Check each line below for "Venture" and report how many have it, nothing else.
— start Provided material —
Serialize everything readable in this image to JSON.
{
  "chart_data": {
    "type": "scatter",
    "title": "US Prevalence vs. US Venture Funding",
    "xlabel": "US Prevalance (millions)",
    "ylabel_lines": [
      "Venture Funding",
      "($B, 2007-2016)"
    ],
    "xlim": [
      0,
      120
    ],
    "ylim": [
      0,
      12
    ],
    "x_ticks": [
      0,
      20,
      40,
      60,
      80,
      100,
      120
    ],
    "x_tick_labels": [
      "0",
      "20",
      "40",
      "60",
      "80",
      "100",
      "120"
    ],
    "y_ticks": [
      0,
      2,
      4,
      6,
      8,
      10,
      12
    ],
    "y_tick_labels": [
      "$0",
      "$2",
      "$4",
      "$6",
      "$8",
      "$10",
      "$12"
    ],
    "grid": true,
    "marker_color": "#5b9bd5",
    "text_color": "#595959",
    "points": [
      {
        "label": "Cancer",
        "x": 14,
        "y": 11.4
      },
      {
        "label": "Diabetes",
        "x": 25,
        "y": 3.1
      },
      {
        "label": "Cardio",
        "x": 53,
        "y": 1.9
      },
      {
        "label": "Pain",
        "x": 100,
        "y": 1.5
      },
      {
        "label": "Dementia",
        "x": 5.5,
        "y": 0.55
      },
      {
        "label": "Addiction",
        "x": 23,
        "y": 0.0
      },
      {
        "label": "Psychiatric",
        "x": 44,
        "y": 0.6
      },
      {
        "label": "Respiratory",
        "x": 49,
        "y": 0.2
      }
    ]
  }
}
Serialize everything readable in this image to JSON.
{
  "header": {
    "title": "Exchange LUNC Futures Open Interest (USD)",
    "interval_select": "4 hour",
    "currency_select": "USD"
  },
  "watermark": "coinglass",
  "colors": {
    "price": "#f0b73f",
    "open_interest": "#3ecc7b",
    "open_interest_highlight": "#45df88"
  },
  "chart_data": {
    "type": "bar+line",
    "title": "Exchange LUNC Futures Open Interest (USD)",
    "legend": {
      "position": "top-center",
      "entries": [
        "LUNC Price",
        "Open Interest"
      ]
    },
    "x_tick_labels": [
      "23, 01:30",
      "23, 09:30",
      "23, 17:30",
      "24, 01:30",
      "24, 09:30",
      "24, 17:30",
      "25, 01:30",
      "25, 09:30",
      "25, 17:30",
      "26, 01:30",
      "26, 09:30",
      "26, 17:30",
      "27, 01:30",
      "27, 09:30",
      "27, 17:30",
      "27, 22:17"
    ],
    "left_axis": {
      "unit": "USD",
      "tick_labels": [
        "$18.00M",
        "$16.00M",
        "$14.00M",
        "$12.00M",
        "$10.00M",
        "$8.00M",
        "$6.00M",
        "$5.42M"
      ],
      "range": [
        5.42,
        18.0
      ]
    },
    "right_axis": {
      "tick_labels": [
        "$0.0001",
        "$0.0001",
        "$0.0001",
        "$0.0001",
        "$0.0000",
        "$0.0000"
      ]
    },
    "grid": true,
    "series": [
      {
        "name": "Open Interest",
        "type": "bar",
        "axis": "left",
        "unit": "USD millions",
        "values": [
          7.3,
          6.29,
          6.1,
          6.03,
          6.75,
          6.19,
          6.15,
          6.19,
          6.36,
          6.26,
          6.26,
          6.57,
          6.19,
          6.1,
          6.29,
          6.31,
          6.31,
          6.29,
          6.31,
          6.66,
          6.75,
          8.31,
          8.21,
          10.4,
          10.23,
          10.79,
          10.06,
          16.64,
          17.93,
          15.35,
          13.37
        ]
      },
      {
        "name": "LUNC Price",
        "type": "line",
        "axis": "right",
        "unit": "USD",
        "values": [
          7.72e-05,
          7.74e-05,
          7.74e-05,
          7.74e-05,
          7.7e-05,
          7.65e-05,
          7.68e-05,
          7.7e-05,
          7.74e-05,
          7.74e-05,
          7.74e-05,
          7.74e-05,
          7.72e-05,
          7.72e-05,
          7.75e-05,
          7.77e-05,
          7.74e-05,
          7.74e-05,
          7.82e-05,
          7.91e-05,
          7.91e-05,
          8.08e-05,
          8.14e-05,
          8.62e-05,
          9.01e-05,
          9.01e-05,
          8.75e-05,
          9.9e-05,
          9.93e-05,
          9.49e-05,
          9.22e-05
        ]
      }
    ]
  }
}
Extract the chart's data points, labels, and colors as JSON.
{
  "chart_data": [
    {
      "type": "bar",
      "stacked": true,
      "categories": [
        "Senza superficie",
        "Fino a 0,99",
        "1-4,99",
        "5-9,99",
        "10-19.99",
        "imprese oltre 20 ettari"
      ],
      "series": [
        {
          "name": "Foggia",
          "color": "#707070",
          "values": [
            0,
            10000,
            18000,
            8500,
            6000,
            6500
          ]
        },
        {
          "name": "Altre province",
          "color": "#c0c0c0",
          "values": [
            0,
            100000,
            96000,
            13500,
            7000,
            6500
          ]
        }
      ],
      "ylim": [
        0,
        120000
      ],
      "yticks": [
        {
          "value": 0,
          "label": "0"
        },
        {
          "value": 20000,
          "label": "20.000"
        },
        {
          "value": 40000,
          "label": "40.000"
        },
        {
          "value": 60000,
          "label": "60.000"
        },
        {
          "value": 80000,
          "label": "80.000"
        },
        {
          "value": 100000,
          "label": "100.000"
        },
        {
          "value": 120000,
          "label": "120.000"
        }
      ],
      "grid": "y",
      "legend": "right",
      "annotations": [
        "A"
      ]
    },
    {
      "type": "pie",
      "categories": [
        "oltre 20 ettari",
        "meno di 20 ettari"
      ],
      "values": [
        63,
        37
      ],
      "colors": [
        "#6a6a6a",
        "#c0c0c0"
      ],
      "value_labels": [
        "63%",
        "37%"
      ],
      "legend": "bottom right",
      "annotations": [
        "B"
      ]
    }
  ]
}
— end Provided material —
Complete output – 2